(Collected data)
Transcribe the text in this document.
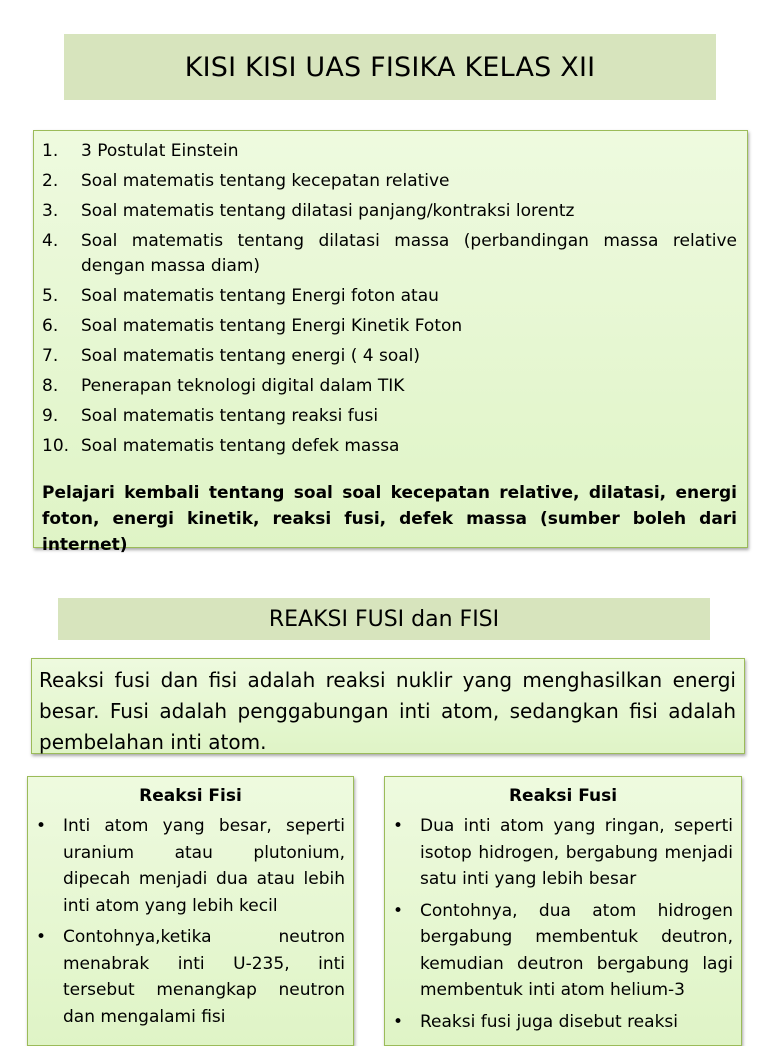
KISI KISI UAS FISIKA KELAS XII
1.	3 Postulat Einstein
2.	Soal matematis tentang kecepatan relative
3.	Soal matematis tentang dilatasi panjang/kontraksi lorentz
4.	Soal matematis tentang dilatasi massa (perbandingan massa relative dengan massa diam)
5.	Soal matematis tentang Energi foton atau
6.	Soal matematis tentang Energi Kinetik Foton
7.	Soal matematis tentang energi ( 4 soal)
8.	Penerapan teknologi digital dalam TIK
9.	Soal matematis tentang reaksi fusi
10. Soal matematis tentang defek massa
Pelajari kembali tentang soal soal kecepatan relative, dilatasi, energi foton, energi kinetik, reaksi fusi, defek massa (sumber boleh dari internet)
REAKSI FUSI dan FISI
Reaksi fusi dan fisi adalah reaksi nuklir yang menghasilkan energi besar. Fusi adalah penggabungan inti atom, sedangkan fisi adalah pembelahan inti atom.
Reaksi Fisi
• Inti atom yang besar, seperti uranium atau plutonium, dipecah menjadi dua atau lebih inti atom yang lebih kecil
• Contohnya,ketika neutron menabrak inti U-235, inti tersebut menangkap neutron dan mengalami fisi
Reaksi Fusi
• Dua inti atom yang ringan, seperti isotop hidrogen, bergabung menjadi satu inti yang lebih besar
• Contohnya, dua atom hidrogen bergabung membentuk deutron, kemudian deutron bergabung lagi membentuk inti atom helium-3
• Reaksi fusi juga disebut reaksi
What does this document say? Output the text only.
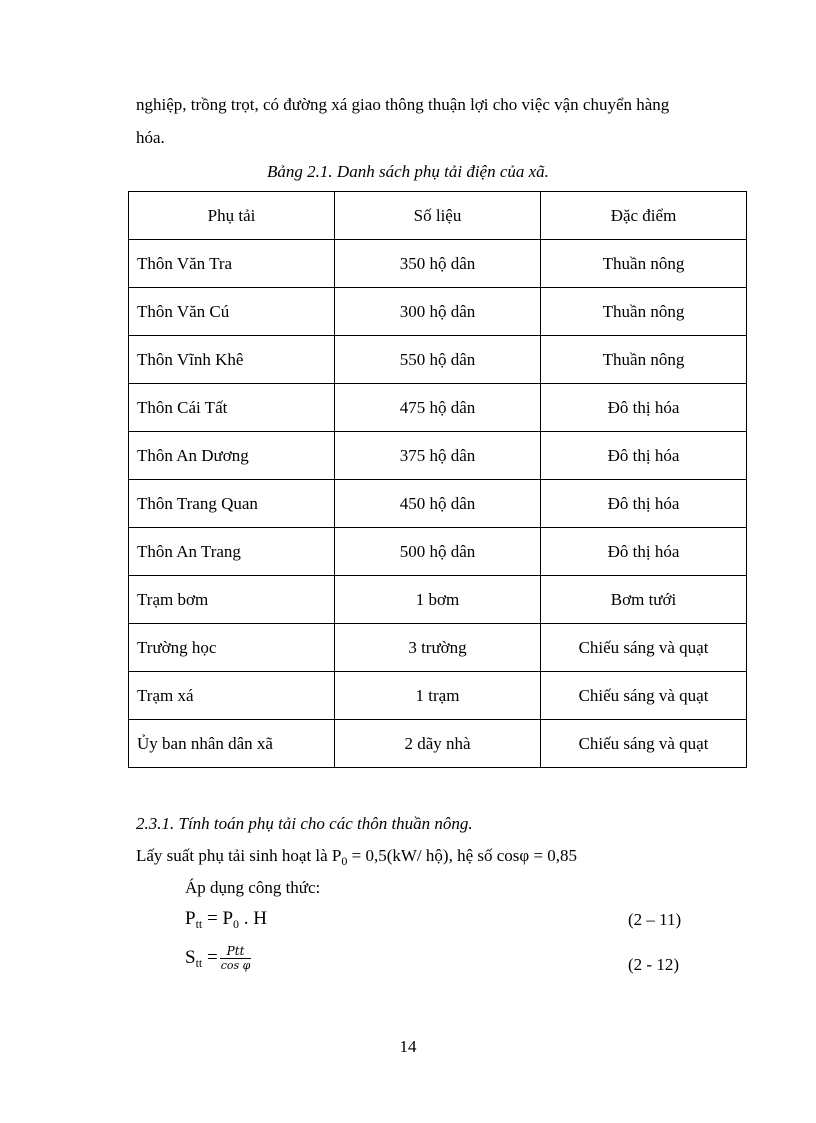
nghiệp, trồng trọt, có đường xá giao thông thuận lợi cho việc vận chuyển hàng
hóa.
Bảng 2.1. Danh sách phụ tải điện của xã.
Phụ tải	Số liệu	Đặc điểm
Thôn Văn Tra	350 hộ dân	Thuần nông
Thôn Văn Cú	300 hộ dân	Thuần nông
Thôn Vĩnh Khê	550 hộ dân	Thuần nông
Thôn Cái Tất	475 hộ dân	Đô thị hóa
Thôn An Dương	375 hộ dân	Đô thị hóa
Thôn Trang Quan	450 hộ dân	Đô thị hóa
Thôn An Trang	500 hộ dân	Đô thị hóa
Trạm bơm	1 bơm	Bơm tưới
Trường học	3 trường	Chiếu sáng và quạt
Trạm xá	1 trạm	Chiếu sáng và quạt
Ủy ban nhân dân xã	2 dãy nhà	Chiếu sáng và quạt
2.3.1. Tính toán phụ tải cho các thôn thuần nông.
Lấy suất phụ tải sinh hoạt là $P_0 = 0,5(kW/$ hộ), hệ số cosφ = 0,85
Áp dụng công thức:
$P_{tt} = P_0$ . H	(2 – 11)
$S_{tt} = \frac{\text{Ptt}}{\text{cos φ}}$	(2 - 12)
14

> _Given exercise_
Reproduce the material in full, word for word, and omit the pictures.

> _Final result_
Transcribe the text in this document.
KISI KISI UAS FISIKA KELAS XII
1.	3 Postulat Einstein
2.	Soal matematis tentang kecepatan relative
3.	Soal matematis tentang dilatasi panjang/kontraksi lorentz
4.	Soal matematis tentang dilatasi massa (perbandingan massa relative dengan massa diam)
5.	Soal matematis tentang Energi foton atau
6.	Soal matematis tentang Energi Kinetik Foton
7.	Soal matematis tentang energi ( 4 soal)
8.	Penerapan teknologi digital dalam TIK
9.	Soal matematis tentang reaksi fusi
10. Soal matematis tentang defek massa
Pelajari kembali tentang soal soal kecepatan relative, dilatasi, energi foton, energi kinetik, reaksi fusi, defek massa (sumber boleh dari internet)
REAKSI FUSI dan FISI
Reaksi fusi dan fisi adalah reaksi nuklir yang menghasilkan energi besar. Fusi adalah penggabungan inti atom, sedangkan fisi adalah pembelahan inti atom.
Reaksi Fisi
• Inti atom yang besar, seperti uranium atau plutonium, dipecah menjadi dua atau lebih inti atom yang lebih kecil
• Contohnya,ketika neutron menabrak inti U-235, inti tersebut menangkap neutron dan mengalami fisi
Reaksi Fusi
• Dua inti atom yang ringan, seperti isotop hidrogen, bergabung menjadi satu inti yang lebih besar
• Contohnya, dua atom hidrogen bergabung membentuk deutron, kemudian deutron bergabung lagi membentuk inti atom helium-3
• Reaksi fusi juga disebut reaksi
What does this document say? Output the text only.
nghiệp, trồng trọt, có đường xá giao thông thuận lợi cho việc vận chuyển hàng
hóa.
Bảng 2.1. Danh sách phụ tải điện của xã.
Phụ tải	Số liệu	Đặc điểm
Thôn Văn Tra	350 hộ dân	Thuần nông
Thôn Văn Cú	300 hộ dân	Thuần nông
Thôn Vĩnh Khê	550 hộ dân	Thuần nông
Thôn Cái Tất	475 hộ dân	Đô thị hóa
Thôn An Dương	375 hộ dân	Đô thị hóa
Thôn Trang Quan	450 hộ dân	Đô thị hóa
Thôn An Trang	500 hộ dân	Đô thị hóa
Trạm bơm	1 bơm	Bơm tưới
Trường học	3 trường	Chiếu sáng và quạt
Trạm xá	1 trạm	Chiếu sáng và quạt
Ủy ban nhân dân xã	2 dãy nhà	Chiếu sáng và quạt
2.3.1. Tính toán phụ tải cho các thôn thuần nông.
Lấy suất phụ tải sinh hoạt là $P_0 = 0,5(kW/$ hộ), hệ số cosφ = 0,85
Áp dụng công thức:
$P_{tt} = P_0$ . H	(2 – 11)
$S_{tt} = \frac{\text{Ptt}}{\text{cos φ}}$	(2 - 12)
14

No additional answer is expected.